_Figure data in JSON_
_____

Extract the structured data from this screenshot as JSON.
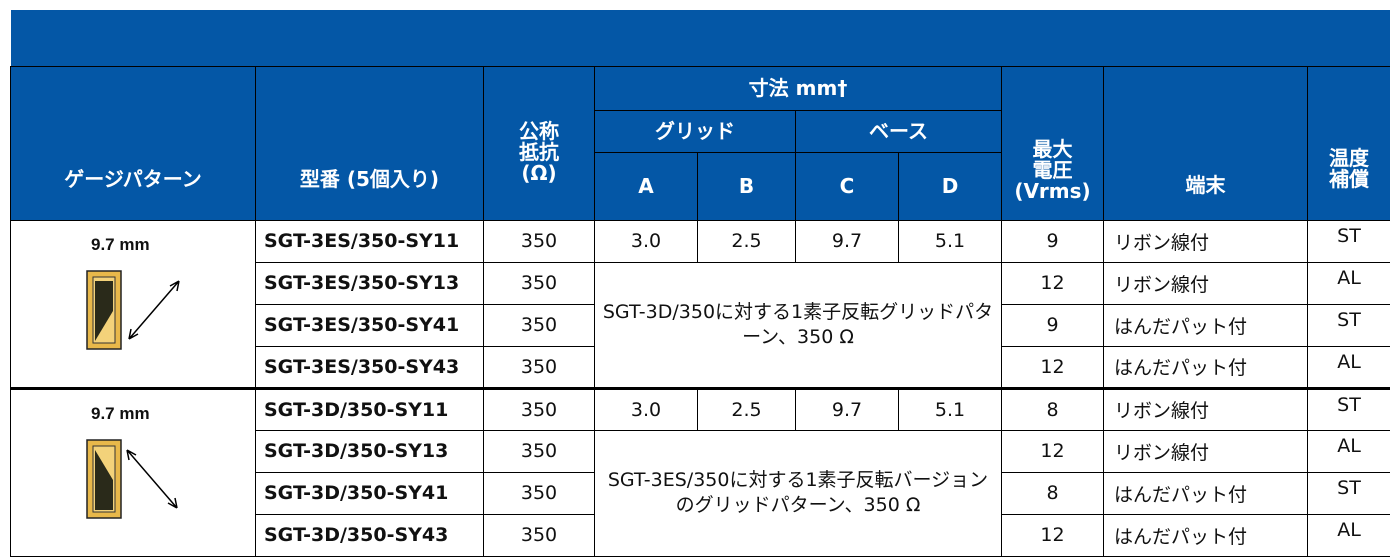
{
  "header": {
    "gauge_pattern": "ゲージパターン",
    "model": "型番 (5個入り)",
    "resistance": [
      "公称",
      "抵抗",
      "(Ω)"
    ],
    "dimensions": "寸法 mm†",
    "grid": "グリッド",
    "base": "ベース",
    "dims": [
      "A",
      "B",
      "C",
      "D"
    ],
    "voltage": [
      "最大",
      "電圧",
      "(Vrms)"
    ],
    "terminal": "端末",
    "compensation": [
      "温度",
      "補償"
    ]
  },
  "groups": [
    {
      "pattern_label": "9.7 mm",
      "dims": [
        "3.0",
        "2.5",
        "9.7",
        "5.1"
      ],
      "note": "SGT-3D/350に対する1素子反転グリッドパターン、350 Ω",
      "rows": [
        {
          "model": "SGT-3ES/350-SY11",
          "resistance": "350",
          "voltage": "9",
          "terminal": "リボン線付",
          "compensation": "ST"
        },
        {
          "model": "SGT-3ES/350-SY13",
          "resistance": "350",
          "voltage": "12",
          "terminal": "リボン線付",
          "compensation": "AL"
        },
        {
          "model": "SGT-3ES/350-SY41",
          "resistance": "350",
          "voltage": "9",
          "terminal": "はんだパット付",
          "compensation": "ST"
        },
        {
          "model": "SGT-3ES/350-SY43",
          "resistance": "350",
          "voltage": "12",
          "terminal": "はんだパット付",
          "compensation": "AL"
        }
      ]
    },
    {
      "pattern_label": "9.7 mm",
      "dims": [
        "3.0",
        "2.5",
        "9.7",
        "5.1"
      ],
      "note": "SGT-3ES/350に対する1素子反転バージョンのグリッドパターン、350 Ω",
      "rows": [
        {
          "model": "SGT-3D/350-SY11",
          "resistance": "350",
          "voltage": "8",
          "terminal": "リボン線付",
          "compensation": "ST"
        },
        {
          "model": "SGT-3D/350-SY13",
          "resistance": "350",
          "voltage": "12",
          "terminal": "リボン線付",
          "compensation": "AL"
        },
        {
          "model": "SGT-3D/350-SY41",
          "resistance": "350",
          "voltage": "8",
          "terminal": "はんだパット付",
          "compensation": "ST"
        },
        {
          "model": "SGT-3D/350-SY43",
          "resistance": "350",
          "voltage": "12",
          "terminal": "はんだパット付",
          "compensation": "AL"
        }
      ]
    }
  ]
}
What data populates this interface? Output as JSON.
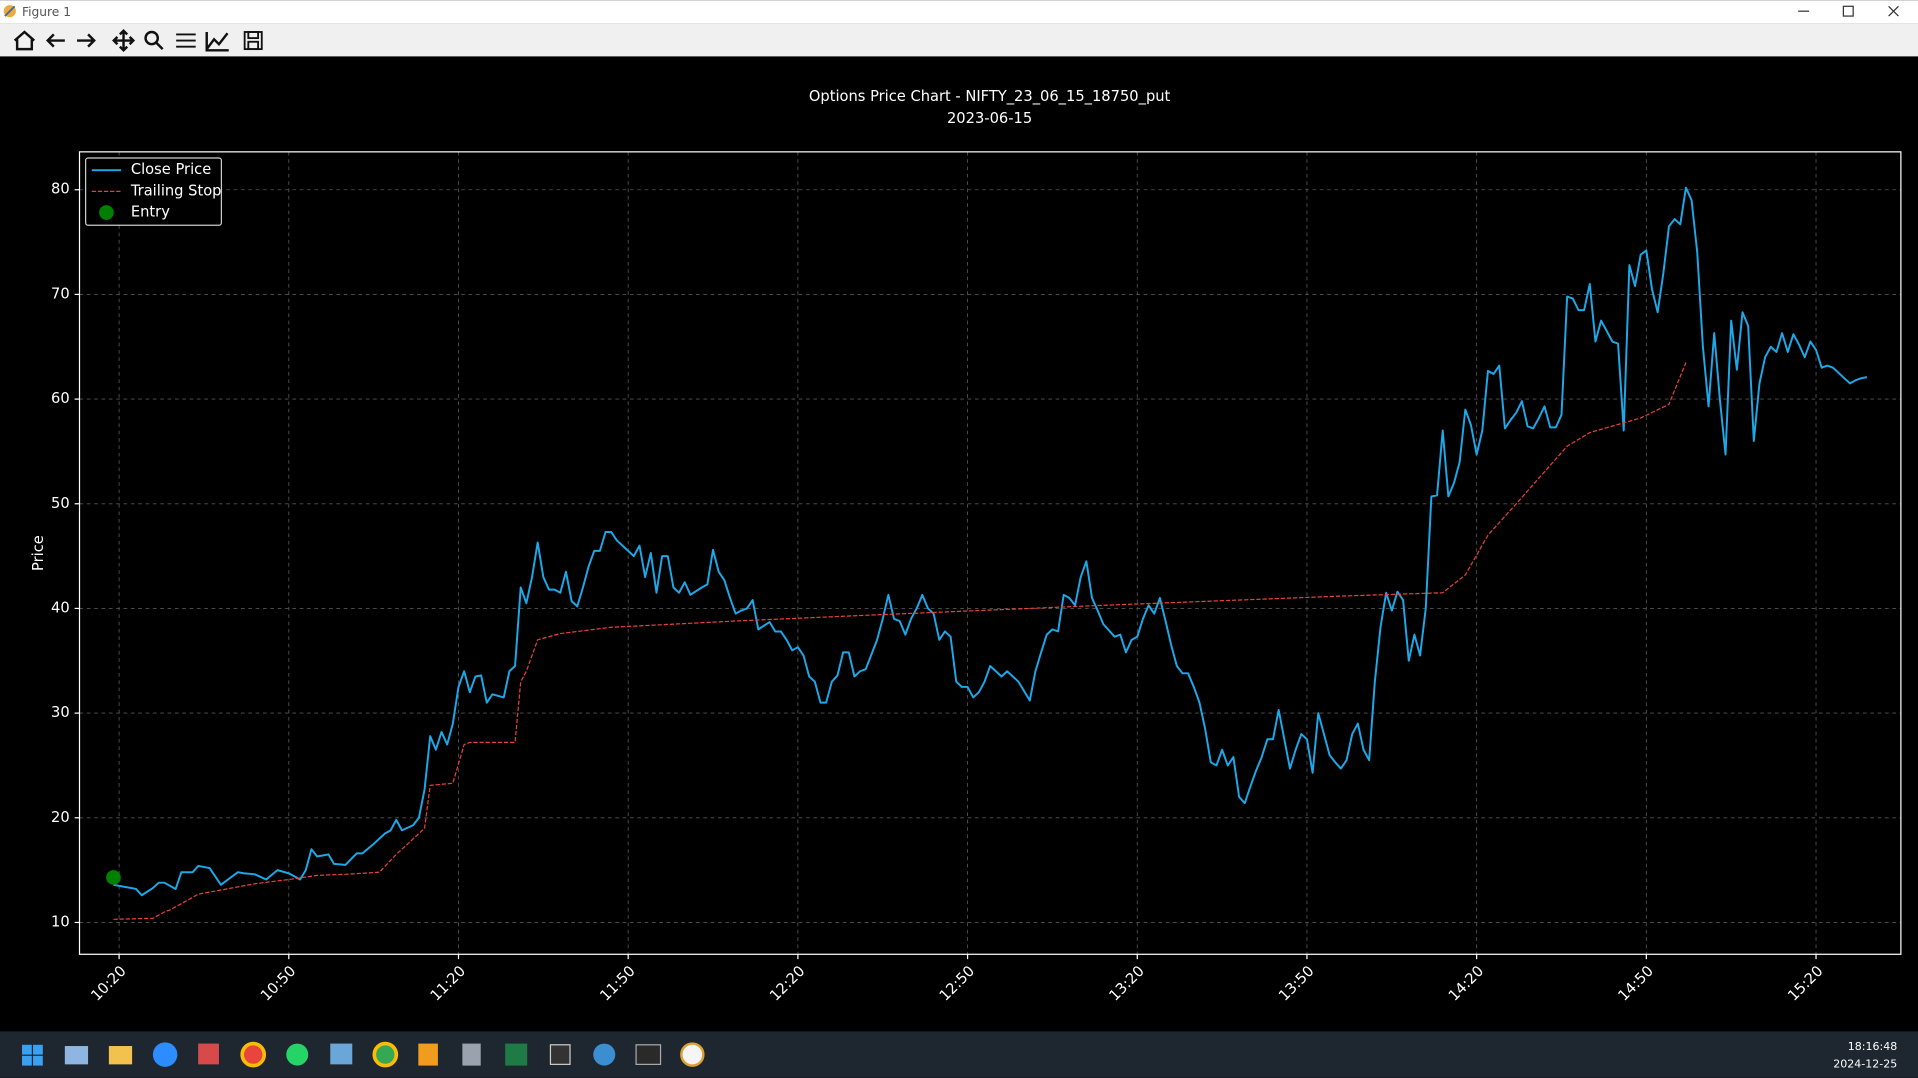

_____

_Your task_
Make an exact copy of the data, leaving its pictures out.

_Solution_
Extract the structured data from this screenshot as JSON.
{
  "header": {
    "gauge_pattern": "ゲージパターン",
    "model": "型番 (5個入り)",
    "resistance": [
      "公称",
      "抵抗",
      "(Ω)"
    ],
    "dimensions": "寸法 mm†",
    "grid": "グリッド",
    "base": "ベース",
    "dims": [
      "A",
      "B",
      "C",
      "D"
    ],
    "voltage": [
      "最大",
      "電圧",
      "(Vrms)"
    ],
    "terminal": "端末",
    "compensation": [
      "温度",
      "補償"
    ]
  },
  "groups": [
    {
      "pattern_label": "9.7 mm",
      "dims": [
        "3.0",
        "2.5",
        "9.7",
        "5.1"
      ],
      "note": "SGT-3D/350に対する1素子反転グリッドパターン、350 Ω",
      "rows": [
        {
          "model": "SGT-3ES/350-SY11",
          "resistance": "350",
          "voltage": "9",
          "terminal": "リボン線付",
          "compensation": "ST"
        },
        {
          "model": "SGT-3ES/350-SY13",
          "resistance": "350",
          "voltage": "12",
          "terminal": "リボン線付",
          "compensation": "AL"
        },
        {
          "model": "SGT-3ES/350-SY41",
          "resistance": "350",
          "voltage": "9",
          "terminal": "はんだパット付",
          "compensation": "ST"
        },
        {
          "model": "SGT-3ES/350-SY43",
          "resistance": "350",
          "voltage": "12",
          "terminal": "はんだパット付",
          "compensation": "AL"
        }
      ]
    },
    {
      "pattern_label": "9.7 mm",
      "dims": [
        "3.0",
        "2.5",
        "9.7",
        "5.1"
      ],
      "note": "SGT-3ES/350に対する1素子反転バージョンのグリッドパターン、350 Ω",
      "rows": [
        {
          "model": "SGT-3D/350-SY11",
          "resistance": "350",
          "voltage": "8",
          "terminal": "リボン線付",
          "compensation": "ST"
        },
        {
          "model": "SGT-3D/350-SY13",
          "resistance": "350",
          "voltage": "12",
          "terminal": "リボン線付",
          "compensation": "AL"
        },
        {
          "model": "SGT-3D/350-SY41",
          "resistance": "350",
          "voltage": "8",
          "terminal": "はんだパット付",
          "compensation": "ST"
        },
        {
          "model": "SGT-3D/350-SY43",
          "resistance": "350",
          "voltage": "12",
          "terminal": "はんだパット付",
          "compensation": "AL"
        }
      ]
    }
  ]
}
What data populates this interface? Output as JSON.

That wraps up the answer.